--- START OF DATA FOR THIS TASK ---
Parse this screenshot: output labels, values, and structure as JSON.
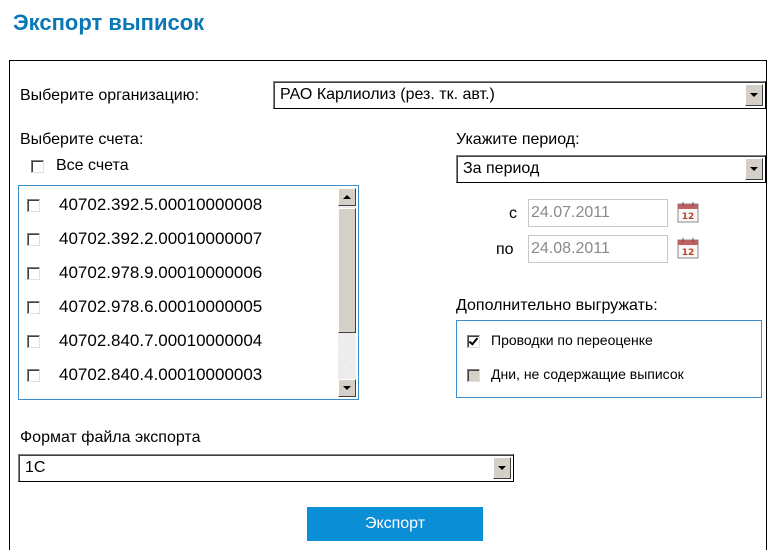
{
  "title": "Экспорт выписок",
  "org": {
    "label": "Выберите организацию:",
    "value": "РАО Карлиолиз (рез. тк. авт.)"
  },
  "accounts": {
    "label": "Выберите счета:",
    "all_label": "Все счета",
    "items": [
      "40702.392.5.00010000008",
      "40702.392.2.00010000007",
      "40702.978.9.00010000006",
      "40702.978.6.00010000005",
      "40702.840.7.00010000004",
      "40702.840.4.00010000003"
    ]
  },
  "period": {
    "label": "Укажите период:",
    "value": "За период",
    "from_label": "с",
    "from_value": "24.07.2011",
    "to_label": "по",
    "to_value": "24.08.2011",
    "calendar_day": "12"
  },
  "extra": {
    "label": "Дополнительно выгружать:",
    "options": [
      {
        "label": "Проводки по переоценке",
        "checked": true,
        "enabled": true
      },
      {
        "label": "Дни, не содержащие выписок",
        "checked": false,
        "enabled": false
      }
    ]
  },
  "format": {
    "label": "Формат файла экспорта",
    "value": "1С"
  },
  "export_button": "Экспорт",
  "colors": {
    "accent": "#0a8fd6",
    "title": "#0a78b5",
    "box_border": "#3d8ec9"
  }
}
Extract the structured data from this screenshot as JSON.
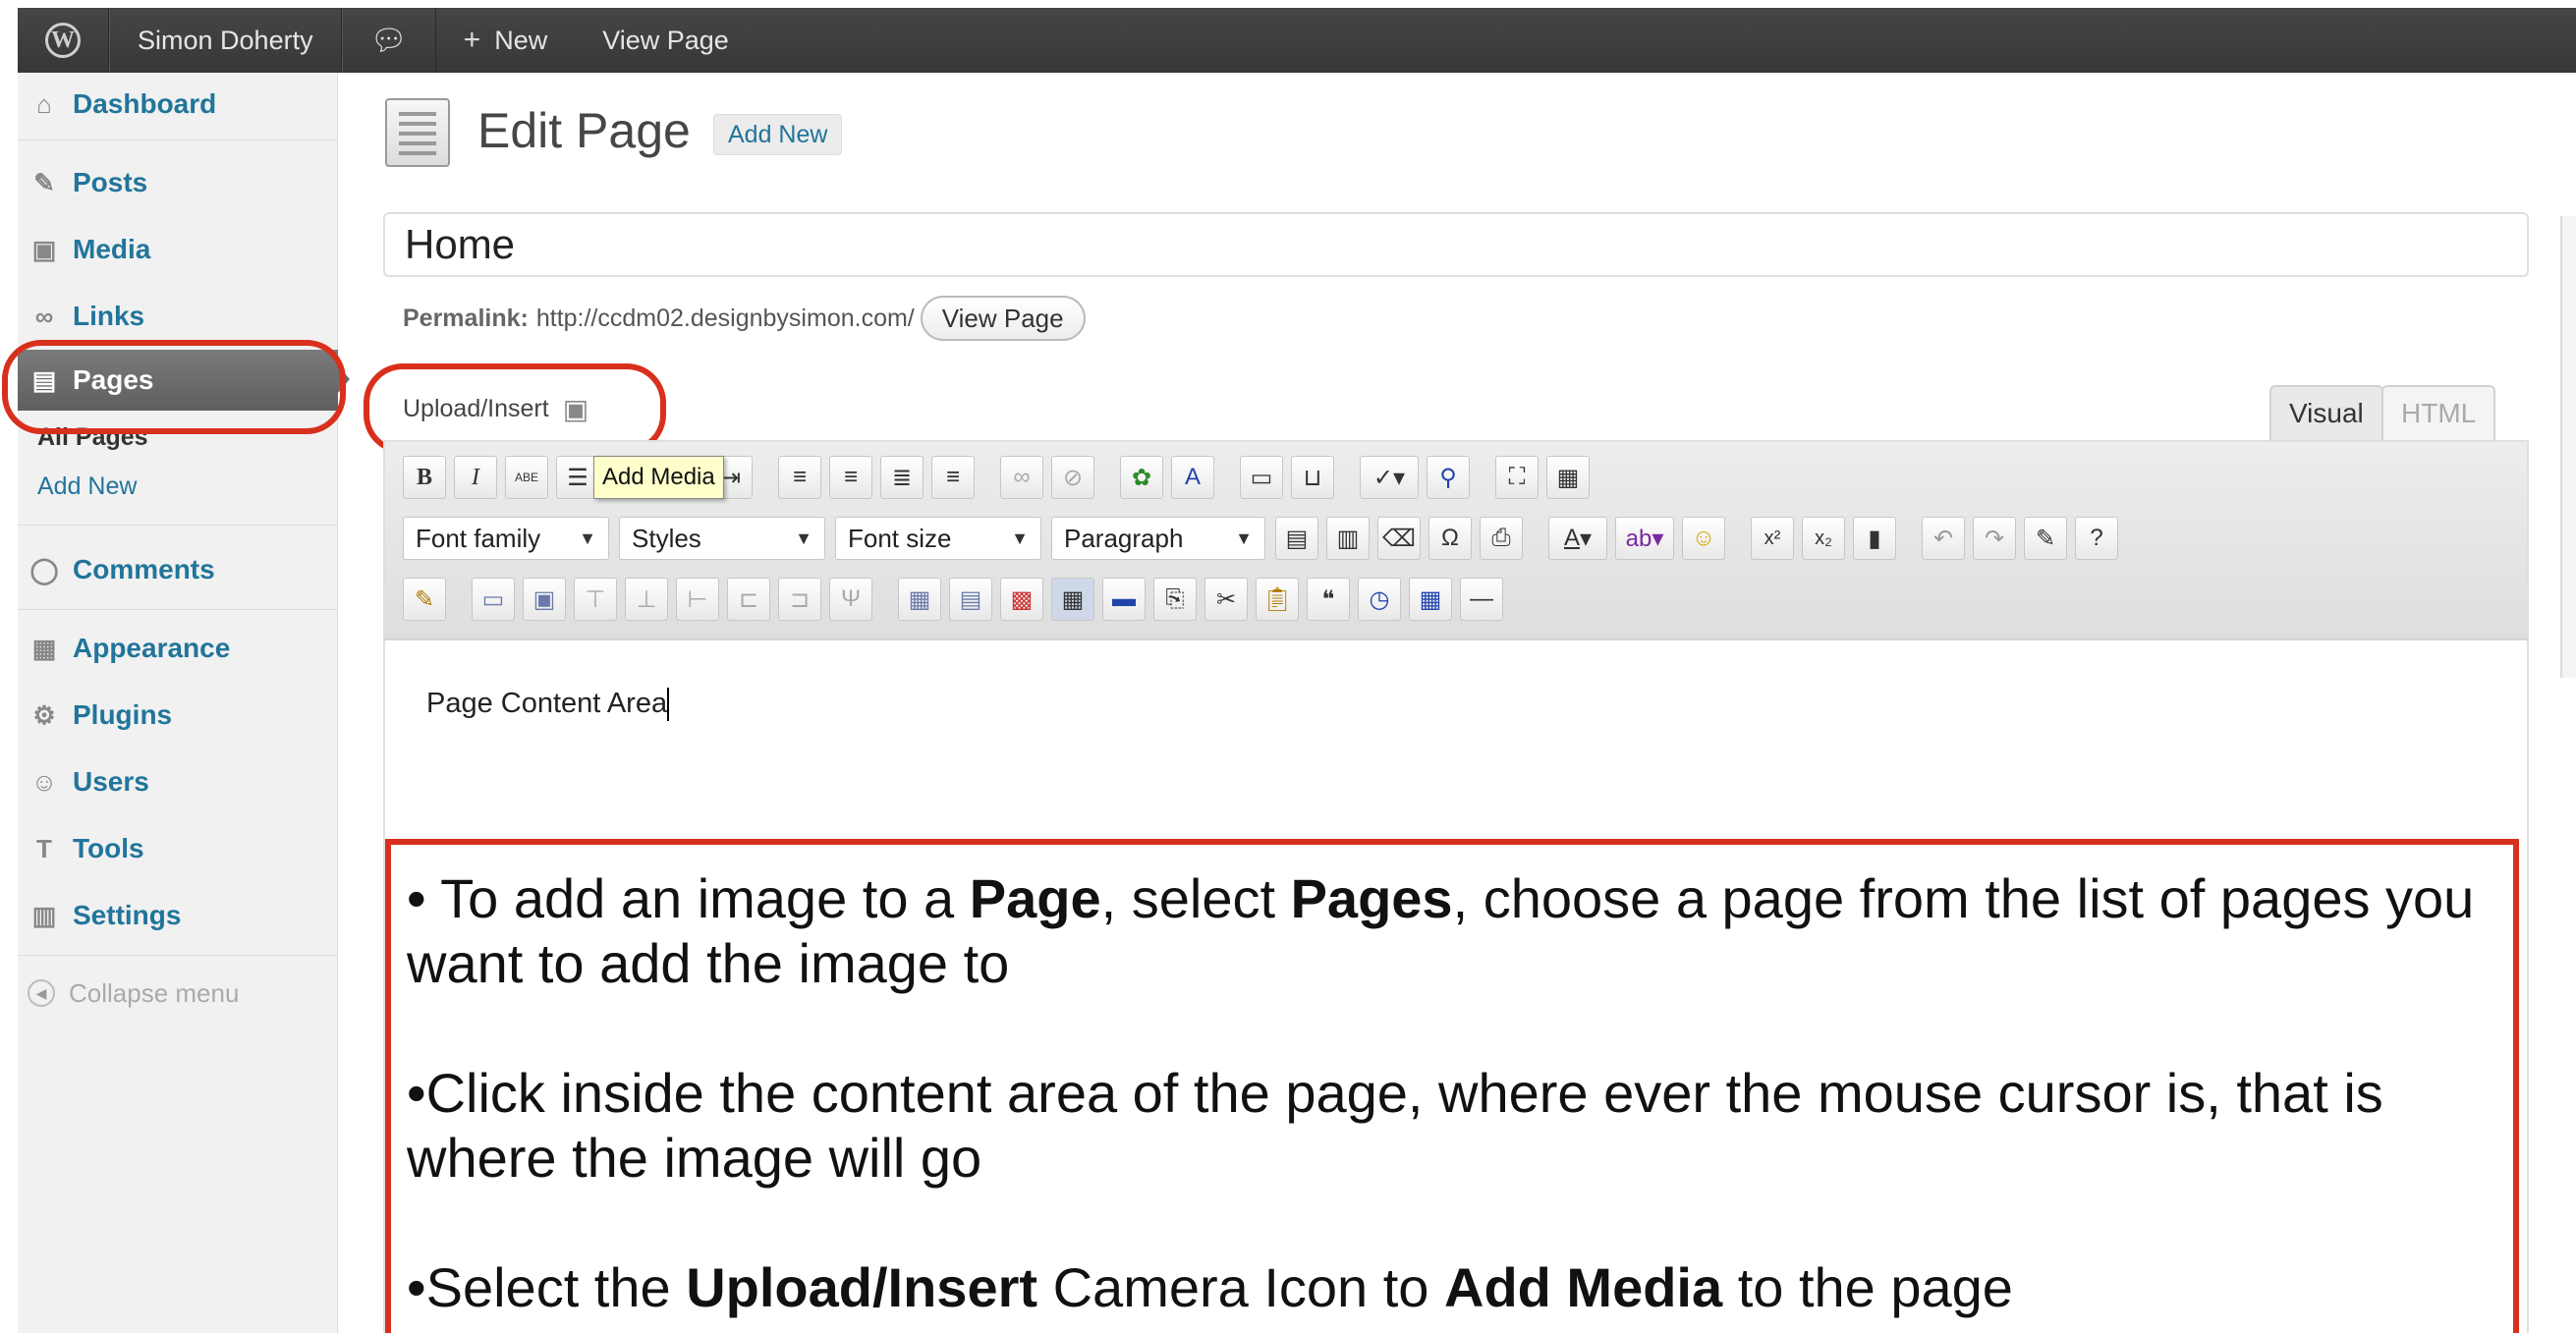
{
  "admin_bar": {
    "site_name": "Simon Doherty",
    "comments_icon": "speech-bubble-icon",
    "new_label": "New",
    "view_page_label": "View Page"
  },
  "sidebar": {
    "items": [
      {
        "label": "Dashboard",
        "icon": "home-icon"
      },
      {
        "label": "Posts",
        "icon": "pin-icon"
      },
      {
        "label": "Media",
        "icon": "camera-icon"
      },
      {
        "label": "Links",
        "icon": "link-icon"
      },
      {
        "label": "Pages",
        "icon": "pages-icon"
      },
      {
        "label": "Comments",
        "icon": "speech-bubble-icon"
      },
      {
        "label": "Appearance",
        "icon": "appearance-icon"
      },
      {
        "label": "Plugins",
        "icon": "plug-icon"
      },
      {
        "label": "Users",
        "icon": "users-icon"
      },
      {
        "label": "Tools",
        "icon": "tools-icon"
      },
      {
        "label": "Settings",
        "icon": "settings-icon"
      }
    ],
    "pages_submenu": {
      "all_pages": "All Pages",
      "add_new": "Add New"
    },
    "collapse_label": "Collapse menu"
  },
  "main": {
    "page_title": "Edit Page",
    "add_new_label": "Add New",
    "title_value": "Home",
    "permalink_label": "Permalink:",
    "permalink_url": "http://ccdm02.designbysimon.com/",
    "view_page_button": "View Page",
    "upload_insert_label": "Upload/Insert",
    "tabs": {
      "visual": "Visual",
      "html": "HTML"
    },
    "toolbar": {
      "bold": "B",
      "italic": "I",
      "strike": "ABE",
      "tooltip": "Add Media",
      "font_family": "Font family",
      "styles": "Styles",
      "font_size": "Font size",
      "paragraph": "Paragraph",
      "omega": "Ω",
      "text_color": "A",
      "superscript": "x²",
      "subscript": "x₂"
    },
    "content_text": "Page Content Area"
  },
  "instructions": {
    "p1_a": "• To add an image to a ",
    "p1_b": "Page",
    "p1_c": ", select ",
    "p1_d": "Pages",
    "p1_e": ", choose a page from the list of pages you want to add the image to",
    "p2": "•Click inside the content area of the page, where ever the mouse cursor is, that is where the image will go",
    "p3_a": "•Select the ",
    "p3_b": "Upload/Insert",
    "p3_c": " Camera Icon to ",
    "p3_d": "Add Media",
    "p3_e": " to the page"
  },
  "colors": {
    "accent_link": "#21759b",
    "highlight_red": "#d9301d",
    "admin_bar": "#464646"
  }
}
--- END OF DATA FOR THIS TASK ---
GIVEN REQUEST:
Make a copy of each line that contains the string "Media".

TASK SOLUTION:
        "label": "Media",
      "tooltip": "Add Media",
    "p3_d": "Add Media",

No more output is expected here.